# [Texto extraído]
+-------+

No meu novo livro A arte de gozar: amor, sexo e tesão na maturidade, mostro cinco lições que retratam os medos, inseguranças e vergonhas de uma mulher madura que busca envelhecer com mais liberdade, felicidade e beleza.
Caso 1 – Você não quer ficar dez anos mais jovem?
Fiz 40 anos e decidi ir pela primeira vez na vida a uma dermatologista para que ela me indicasse um filtro solar e um hidratante, produtos que nunca havia usado até então. Observando atentamente o meu rosto, como um detetive que procura provas da minha decrepitude com lentes de aumento, ela disse em um tom acusatório: “Por que você não faz uma correção nas pálpebras? Elas estão muito caídas. Você vai ficar dez anos mais jovem.” E continuou com um tom cruel: “Por que você não faz preenchimento ao redor dos lábios? Você está com bigode chinês. Você vai ficar dez anos mais jovem.” E a facada final: “Por que você não coloca botox na testa? Você está com muitas rugas de expressão. Você não quer ficar dez anos mais jovem?” Paguei a cara consulta e, em vez de ficar dez anos mais jovem, ganhei uma enorme insegurança, culpa e vergonha por estar ficando velha.

+-------+

# [Dados de reconhecimento da estrutura de documentos]
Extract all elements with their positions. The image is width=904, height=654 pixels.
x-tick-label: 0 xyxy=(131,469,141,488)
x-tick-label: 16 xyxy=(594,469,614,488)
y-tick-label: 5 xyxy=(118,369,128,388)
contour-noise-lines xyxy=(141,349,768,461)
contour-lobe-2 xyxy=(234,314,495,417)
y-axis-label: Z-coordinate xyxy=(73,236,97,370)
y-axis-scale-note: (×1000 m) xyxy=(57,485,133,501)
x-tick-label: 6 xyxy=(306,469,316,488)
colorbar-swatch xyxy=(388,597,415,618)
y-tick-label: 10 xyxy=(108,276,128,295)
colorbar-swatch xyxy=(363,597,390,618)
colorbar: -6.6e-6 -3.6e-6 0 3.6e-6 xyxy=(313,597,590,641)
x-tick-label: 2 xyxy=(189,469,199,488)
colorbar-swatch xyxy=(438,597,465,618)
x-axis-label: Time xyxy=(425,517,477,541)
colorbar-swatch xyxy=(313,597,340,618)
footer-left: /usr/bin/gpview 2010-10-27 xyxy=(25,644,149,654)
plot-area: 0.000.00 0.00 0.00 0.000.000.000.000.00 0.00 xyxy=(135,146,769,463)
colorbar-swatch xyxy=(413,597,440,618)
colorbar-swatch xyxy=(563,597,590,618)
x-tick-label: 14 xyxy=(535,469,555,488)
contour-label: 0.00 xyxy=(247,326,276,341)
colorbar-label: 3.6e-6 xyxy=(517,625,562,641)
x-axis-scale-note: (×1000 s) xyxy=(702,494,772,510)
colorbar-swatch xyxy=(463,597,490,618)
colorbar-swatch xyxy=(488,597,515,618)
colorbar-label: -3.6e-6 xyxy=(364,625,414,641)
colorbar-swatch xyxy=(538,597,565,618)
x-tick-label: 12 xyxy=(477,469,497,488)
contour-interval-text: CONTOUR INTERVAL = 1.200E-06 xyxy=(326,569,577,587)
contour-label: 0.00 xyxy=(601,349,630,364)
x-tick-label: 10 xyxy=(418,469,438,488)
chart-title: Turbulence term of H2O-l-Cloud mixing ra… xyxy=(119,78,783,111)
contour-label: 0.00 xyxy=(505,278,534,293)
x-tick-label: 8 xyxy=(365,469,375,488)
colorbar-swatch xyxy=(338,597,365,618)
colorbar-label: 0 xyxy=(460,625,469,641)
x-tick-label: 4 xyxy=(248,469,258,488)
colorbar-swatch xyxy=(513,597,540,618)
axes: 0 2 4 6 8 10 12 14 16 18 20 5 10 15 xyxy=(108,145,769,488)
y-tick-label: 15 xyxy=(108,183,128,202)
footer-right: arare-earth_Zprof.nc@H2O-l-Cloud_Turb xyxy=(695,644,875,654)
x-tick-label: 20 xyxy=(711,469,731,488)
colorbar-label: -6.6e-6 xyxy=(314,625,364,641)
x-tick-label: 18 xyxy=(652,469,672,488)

+-------+

# [Questões sobre material]
1. Redigite o texto sobre maturidade entre "No meu novo" e "1 – Você não quer ficar dez anos mais jovem?", inclusive.
2. No texto sobre maturidade, que produtos a pessoa que narra queria que a dermatologista indicasse?

# [Respostas do exercício]
1.
No meu novo livro A arte de gozar: amor, sexo e tesão na maturidade, mostro cinco lições que retratam os medos, inseguranças e vergonhas de uma mulher madura que busca envelhecer com mais liberdade, felicidade e beleza.
Caso 1 – Você não quer ficar dez anos mais jovem?

2. Um filtro solar e um hidratante.